§ **Work to complete**
Copy every record below exactly as written, but leave out the pictures.

§ **Material for this task**

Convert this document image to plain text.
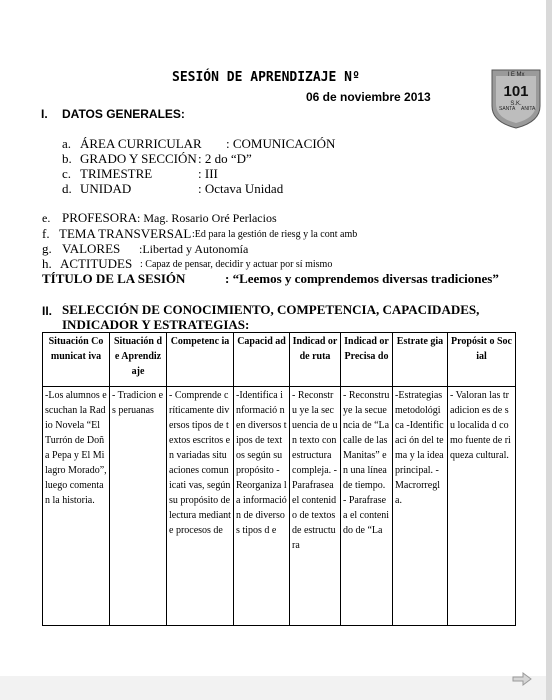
SESIÓN DE APRENDIZAJE Nº
06 de noviembre 2013
I E Mx
101
S.K.
SANTA ANITA
I. DATOS GENERALES:
a. ÁREA CURRICULAR : COMUNICACIÓN
b. GRADO Y SECCIÓN : 2 do “D”
c. TRIMESTRE	: III
d. UNIDAD	: Octava Unidad
e. PROFESORA : Mag. Rosario Oré Perlacios
f. TEMA TRANSVERSAL :Ed para la gestión de riesg y la cont amb
g. VALORES :Libertad y Autonomía
h. ACTITUDES : Capaz de pensar, decidir y actuar por sí mismo
TÍTULO DE LA SESIÓN	: “Leemos y comprendemos diversas tradiciones”
II. SELECCIÓN DE CONOCIMIENTO, COMPETENCIA, CAPACIDADES,
INDICADOR Y ESTRATEGIAS:
Situación Comunicat iva	Situación de Aprendiz aje	Competenc ia	Capacid ad	Indicad or de ruta	Indicad or Precisa do	Estrate gia	Propósit o Social
-Los alumnos escuchan la Radio Novela “El Turrón de Doña Pepa y El Milagro Morado”, luego comentan la historia.	- Tradicion es peruanas	- Comprende críticamente diversos tipos de textos escritos en variadas situaciones comunicati vas, según su propósito de lectura mediante procesos de	-Identifica informació n en diversos tipos de textos según su propósito - Reorganiza la informació n de diversos tipos d e	- Reconstru ye la secuencia de un texto con estructura compleja. - Parafrasea el contenido de textos de estructura	- Reconstru ye la secuencia de “La calle de las Manitas” en una línea de tiempo. - Parafrasea el contenido de “La	-Estrategias metodológi ca -Identificaci ón del tema y la idea principal. - Macrorregl a.	- Valoran las tradicion es de su localida d como fuente de riqueza cultural.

§ **Finished answer**
Convert this document image to plain text.
SESIÓN DE APRENDIZAJE Nº
06 de noviembre 2013
I E Mx
101
S.K.
SANTA ANITA
I. DATOS GENERALES:
a. ÁREA CURRICULAR : COMUNICACIÓN
b. GRADO Y SECCIÓN : 2 do “D”
c. TRIMESTRE	: III
d. UNIDAD	: Octava Unidad
e. PROFESORA : Mag. Rosario Oré Perlacios
f. TEMA TRANSVERSAL :Ed para la gestión de riesg y la cont amb
g. VALORES :Libertad y Autonomía
h. ACTITUDES : Capaz de pensar, decidir y actuar por sí mismo
TÍTULO DE LA SESIÓN	: “Leemos y comprendemos diversas tradiciones”
II. SELECCIÓN DE CONOCIMIENTO, COMPETENCIA, CAPACIDADES,
INDICADOR Y ESTRATEGIAS:
Situación Comunicat iva	Situación de Aprendiz aje	Competenc ia	Capacid ad	Indicad or de ruta	Indicad or Precisa do	Estrate gia	Propósit o Social
-Los alumnos escuchan la Radio Novela “El Turrón de Doña Pepa y El Milagro Morado”, luego comentan la historia.	- Tradicion es peruanas	- Comprende críticamente diversos tipos de textos escritos en variadas situaciones comunicati vas, según su propósito de lectura mediante procesos de	-Identifica informació n en diversos tipos de textos según su propósito - Reorganiza la informació n de diversos tipos d e	- Reconstru ye la secuencia de un texto con estructura compleja. - Parafrasea el contenido de textos de estructura	- Reconstru ye la secuencia de “La calle de las Manitas” en una línea de tiempo. - Parafrasea el contenido de “La	-Estrategias metodológi ca -Identificaci ón del tema y la idea principal. - Macrorregl a.	- Valoran las tradicion es de su localida d como fuente de riqueza cultural.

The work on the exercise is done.